YOUR GOAL
Every entry below must be retyped exactly, and the pictures must be left out.

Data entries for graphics
BEGIN
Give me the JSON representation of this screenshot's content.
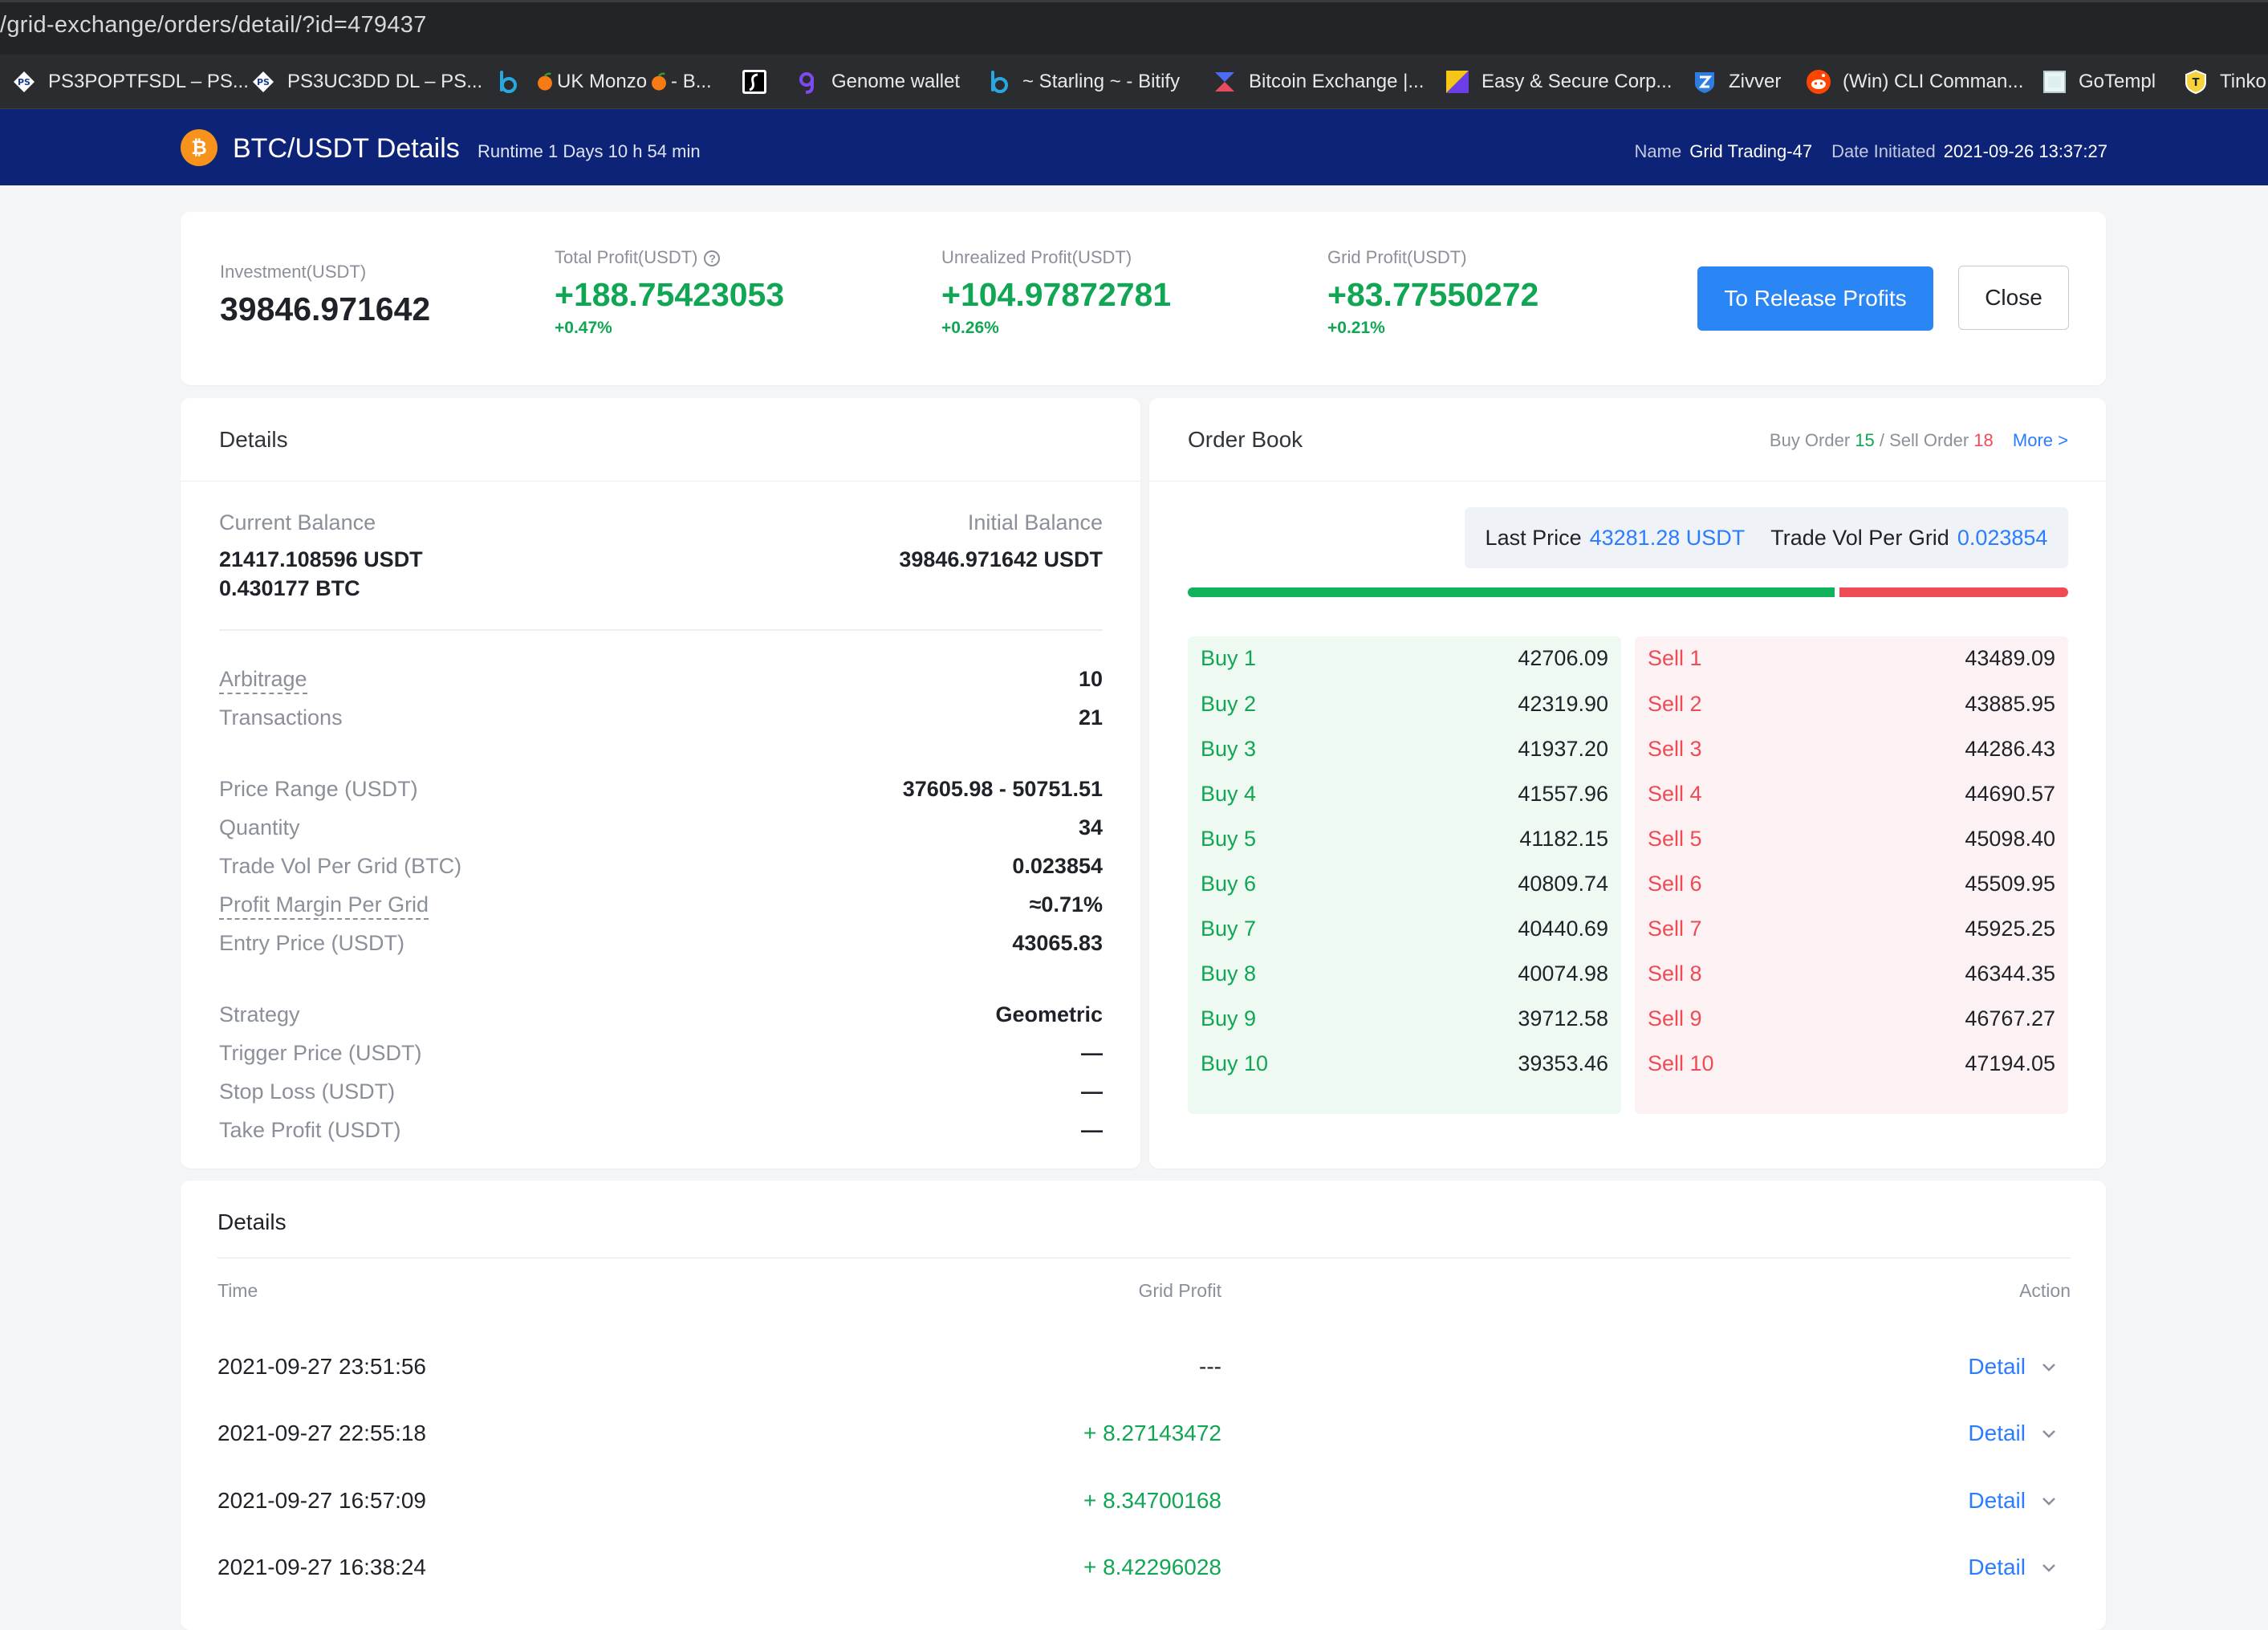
{
  "browser": {
    "url": "/grid-exchange/orders/detail/?id=479437",
    "bookmarks": [
      {
        "label": "PS3POPTFSDL – PS...",
        "icon": "ps-logo-icon"
      },
      {
        "label": "PS3UC3DD DL – PS...",
        "icon": "ps-logo-icon"
      },
      {
        "label": "",
        "icon": "b-logo-icon"
      },
      {
        "label": "UK Monzo",
        "icon": "orange-icon"
      },
      {
        "label": " - B...",
        "icon": "orange-icon"
      },
      {
        "label": "",
        "icon": "s-logo-icon"
      },
      {
        "label": "Genome wallet",
        "icon": "genome-icon"
      },
      {
        "label": "~ Starling ~ - Bitify",
        "icon": "b-logo-icon"
      },
      {
        "label": "Bitcoin Exchange |...",
        "icon": "exchange-logo-icon"
      },
      {
        "label": "Easy & Secure Corp...",
        "icon": "easy-logo-icon"
      },
      {
        "label": "Zivver",
        "icon": "zivver-icon"
      },
      {
        "label": "(Win) CLI Comman...",
        "icon": "reddit-icon"
      },
      {
        "label": "GoTempl",
        "icon": "doc-icon"
      },
      {
        "label": "Tinko",
        "icon": "tinko-icon"
      }
    ]
  },
  "header": {
    "title": "BTC/USDT Details",
    "runtime": "Runtime 1 Days 10 h 54 min",
    "name_label": "Name",
    "name_value": "Grid Trading-47",
    "date_label": "Date Initiated",
    "date_value": "2021-09-26 13:37:27",
    "coin_color": "#f7931a",
    "bar_color": "#0d2377"
  },
  "summary": {
    "investment_label": "Investment(USDT)",
    "investment_value": "39846.971642",
    "total_profit_label": "Total Profit(USDT)",
    "total_profit_value": "+188.75423053",
    "total_profit_pct": "+0.47%",
    "unrealized_label": "Unrealized Profit(USDT)",
    "unrealized_value": "+104.97872781",
    "unrealized_pct": "+0.26%",
    "grid_profit_label": "Grid Profit(USDT)",
    "grid_profit_value": "+83.77550272",
    "grid_profit_pct": "+0.21%",
    "release_button": "To Release Profits",
    "close_button": "Close",
    "info_glyph": "?"
  },
  "details": {
    "title": "Details",
    "current_balance_label": "Current Balance",
    "current_balance_usdt": "21417.108596 USDT",
    "current_balance_btc": "0.430177 BTC",
    "initial_balance_label": "Initial Balance",
    "initial_balance_value": "39846.971642 USDT",
    "rows": [
      {
        "label": "Arbitrage",
        "value": "10",
        "dashed": true
      },
      {
        "label": "Transactions",
        "value": "21"
      },
      {
        "label": "Price Range (USDT)",
        "value": "37605.98 - 50751.51"
      },
      {
        "label": "Quantity",
        "value": "34"
      },
      {
        "label": "Trade Vol Per Grid (BTC)",
        "value": "0.023854"
      },
      {
        "label": "Profit Margin Per Grid",
        "value": "≈0.71%",
        "dashed": true,
        "green": true
      },
      {
        "label": "Entry Price (USDT)",
        "value": "43065.83"
      },
      {
        "label": "Strategy",
        "value": "Geometric"
      },
      {
        "label": "Trigger Price (USDT)",
        "value": "—"
      },
      {
        "label": "Stop Loss (USDT)",
        "value": "—"
      },
      {
        "label": "Take Profit (USDT)",
        "value": "—"
      }
    ]
  },
  "orderbook": {
    "title": "Order Book",
    "buy_order_label": "Buy Order",
    "buy_order_count": "15",
    "separator": " / ",
    "sell_order_label": "Sell Order",
    "sell_order_count": "18",
    "more_link": "More >",
    "last_price_label": "Last Price",
    "last_price_value": "43281.28 USDT",
    "trade_vol_label": "Trade Vol Per Grid",
    "trade_vol_value": "0.023854",
    "buy_ratio": 0.735,
    "buy": [
      {
        "name": "Buy 1",
        "price": "42706.09"
      },
      {
        "name": "Buy 2",
        "price": "42319.90"
      },
      {
        "name": "Buy 3",
        "price": "41937.20"
      },
      {
        "name": "Buy 4",
        "price": "41557.96"
      },
      {
        "name": "Buy 5",
        "price": "41182.15"
      },
      {
        "name": "Buy 6",
        "price": "40809.74"
      },
      {
        "name": "Buy 7",
        "price": "40440.69"
      },
      {
        "name": "Buy 8",
        "price": "40074.98"
      },
      {
        "name": "Buy 9",
        "price": "39712.58"
      },
      {
        "name": "Buy 10",
        "price": "39353.46"
      }
    ],
    "sell": [
      {
        "name": "Sell 1",
        "price": "43489.09"
      },
      {
        "name": "Sell 2",
        "price": "43885.95"
      },
      {
        "name": "Sell 3",
        "price": "44286.43"
      },
      {
        "name": "Sell 4",
        "price": "44690.57"
      },
      {
        "name": "Sell 5",
        "price": "45098.40"
      },
      {
        "name": "Sell 6",
        "price": "45509.95"
      },
      {
        "name": "Sell 7",
        "price": "45925.25"
      },
      {
        "name": "Sell 8",
        "price": "46344.35"
      },
      {
        "name": "Sell 9",
        "price": "46767.27"
      },
      {
        "name": "Sell 10",
        "price": "47194.05"
      }
    ]
  },
  "history": {
    "title": "Details",
    "col_time": "Time",
    "col_profit": "Grid Profit",
    "col_action": "Action",
    "rows": [
      {
        "time": "2021-09-27 23:51:56",
        "profit": "---",
        "action": "Detail"
      },
      {
        "time": "2021-09-27 22:55:18",
        "profit": "+ 8.27143472",
        "action": "Detail"
      },
      {
        "time": "2021-09-27 16:57:09",
        "profit": "+ 8.34700168",
        "action": "Detail"
      },
      {
        "time": "2021-09-27 16:38:24",
        "profit": "+ 8.42296028",
        "action": "Detail"
      }
    ]
  }
}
END
EXERCISE RESULT
Give me the JSON representation of this screenshot's content.
{
  "browser": {
    "url": "/grid-exchange/orders/detail/?id=479437",
    "bookmarks": [
      {
        "label": "PS3POPTFSDL – PS...",
        "icon": "ps-logo-icon"
      },
      {
        "label": "PS3UC3DD DL – PS...",
        "icon": "ps-logo-icon"
      },
      {
        "label": "",
        "icon": "b-logo-icon"
      },
      {
        "label": "UK Monzo",
        "icon": "orange-icon"
      },
      {
        "label": " - B...",
        "icon": "orange-icon"
      },
      {
        "label": "",
        "icon": "s-logo-icon"
      },
      {
        "label": "Genome wallet",
        "icon": "genome-icon"
      },
      {
        "label": "~ Starling ~ - Bitify",
        "icon": "b-logo-icon"
      },
      {
        "label": "Bitcoin Exchange |...",
        "icon": "exchange-logo-icon"
      },
      {
        "label": "Easy & Secure Corp...",
        "icon": "easy-logo-icon"
      },
      {
        "label": "Zivver",
        "icon": "zivver-icon"
      },
      {
        "label": "(Win) CLI Comman...",
        "icon": "reddit-icon"
      },
      {
        "label": "GoTempl",
        "icon": "doc-icon"
      },
      {
        "label": "Tinko",
        "icon": "tinko-icon"
      }
    ]
  },
  "header": {
    "title": "BTC/USDT Details",
    "runtime": "Runtime 1 Days 10 h 54 min",
    "name_label": "Name",
    "name_value": "Grid Trading-47",
    "date_label": "Date Initiated",
    "date_value": "2021-09-26 13:37:27",
    "coin_color": "#f7931a",
    "bar_color": "#0d2377"
  },
  "summary": {
    "investment_label": "Investment(USDT)",
    "investment_value": "39846.971642",
    "total_profit_label": "Total Profit(USDT)",
    "total_profit_value": "+188.75423053",
    "total_profit_pct": "+0.47%",
    "unrealized_label": "Unrealized Profit(USDT)",
    "unrealized_value": "+104.97872781",
    "unrealized_pct": "+0.26%",
    "grid_profit_label": "Grid Profit(USDT)",
    "grid_profit_value": "+83.77550272",
    "grid_profit_pct": "+0.21%",
    "release_button": "To Release Profits",
    "close_button": "Close",
    "info_glyph": "?"
  },
  "details": {
    "title": "Details",
    "current_balance_label": "Current Balance",
    "current_balance_usdt": "21417.108596 USDT",
    "current_balance_btc": "0.430177 BTC",
    "initial_balance_label": "Initial Balance",
    "initial_balance_value": "39846.971642 USDT",
    "rows": [
      {
        "label": "Arbitrage",
        "value": "10",
        "dashed": true
      },
      {
        "label": "Transactions",
        "value": "21"
      },
      {
        "label": "Price Range (USDT)",
        "value": "37605.98 - 50751.51"
      },
      {
        "label": "Quantity",
        "value": "34"
      },
      {
        "label": "Trade Vol Per Grid (BTC)",
        "value": "0.023854"
      },
      {
        "label": "Profit Margin Per Grid",
        "value": "≈0.71%",
        "dashed": true,
        "green": true
      },
      {
        "label": "Entry Price (USDT)",
        "value": "43065.83"
      },
      {
        "label": "Strategy",
        "value": "Geometric"
      },
      {
        "label": "Trigger Price (USDT)",
        "value": "—"
      },
      {
        "label": "Stop Loss (USDT)",
        "value": "—"
      },
      {
        "label": "Take Profit (USDT)",
        "value": "—"
      }
    ]
  },
  "orderbook": {
    "title": "Order Book",
    "buy_order_label": "Buy Order",
    "buy_order_count": "15",
    "separator": " / ",
    "sell_order_label": "Sell Order",
    "sell_order_count": "18",
    "more_link": "More >",
    "last_price_label": "Last Price",
    "last_price_value": "43281.28 USDT",
    "trade_vol_label": "Trade Vol Per Grid",
    "trade_vol_value": "0.023854",
    "buy_ratio": 0.735,
    "buy": [
      {
        "name": "Buy 1",
        "price": "42706.09"
      },
      {
        "name": "Buy 2",
        "price": "42319.90"
      },
      {
        "name": "Buy 3",
        "price": "41937.20"
      },
      {
        "name": "Buy 4",
        "price": "41557.96"
      },
      {
        "name": "Buy 5",
        "price": "41182.15"
      },
      {
        "name": "Buy 6",
        "price": "40809.74"
      },
      {
        "name": "Buy 7",
        "price": "40440.69"
      },
      {
        "name": "Buy 8",
        "price": "40074.98"
      },
      {
        "name": "Buy 9",
        "price": "39712.58"
      },
      {
        "name": "Buy 10",
        "price": "39353.46"
      }
    ],
    "sell": [
      {
        "name": "Sell 1",
        "price": "43489.09"
      },
      {
        "name": "Sell 2",
        "price": "43885.95"
      },
      {
        "name": "Sell 3",
        "price": "44286.43"
      },
      {
        "name": "Sell 4",
        "price": "44690.57"
      },
      {
        "name": "Sell 5",
        "price": "45098.40"
      },
      {
        "name": "Sell 6",
        "price": "45509.95"
      },
      {
        "name": "Sell 7",
        "price": "45925.25"
      },
      {
        "name": "Sell 8",
        "price": "46344.35"
      },
      {
        "name": "Sell 9",
        "price": "46767.27"
      },
      {
        "name": "Sell 10",
        "price": "47194.05"
      }
    ]
  },
  "history": {
    "title": "Details",
    "col_time": "Time",
    "col_profit": "Grid Profit",
    "col_action": "Action",
    "rows": [
      {
        "time": "2021-09-27 23:51:56",
        "profit": "---",
        "action": "Detail"
      },
      {
        "time": "2021-09-27 22:55:18",
        "profit": "+ 8.27143472",
        "action": "Detail"
      },
      {
        "time": "2021-09-27 16:57:09",
        "profit": "+ 8.34700168",
        "action": "Detail"
      },
      {
        "time": "2021-09-27 16:38:24",
        "profit": "+ 8.42296028",
        "action": "Detail"
      }
    ]
  }
}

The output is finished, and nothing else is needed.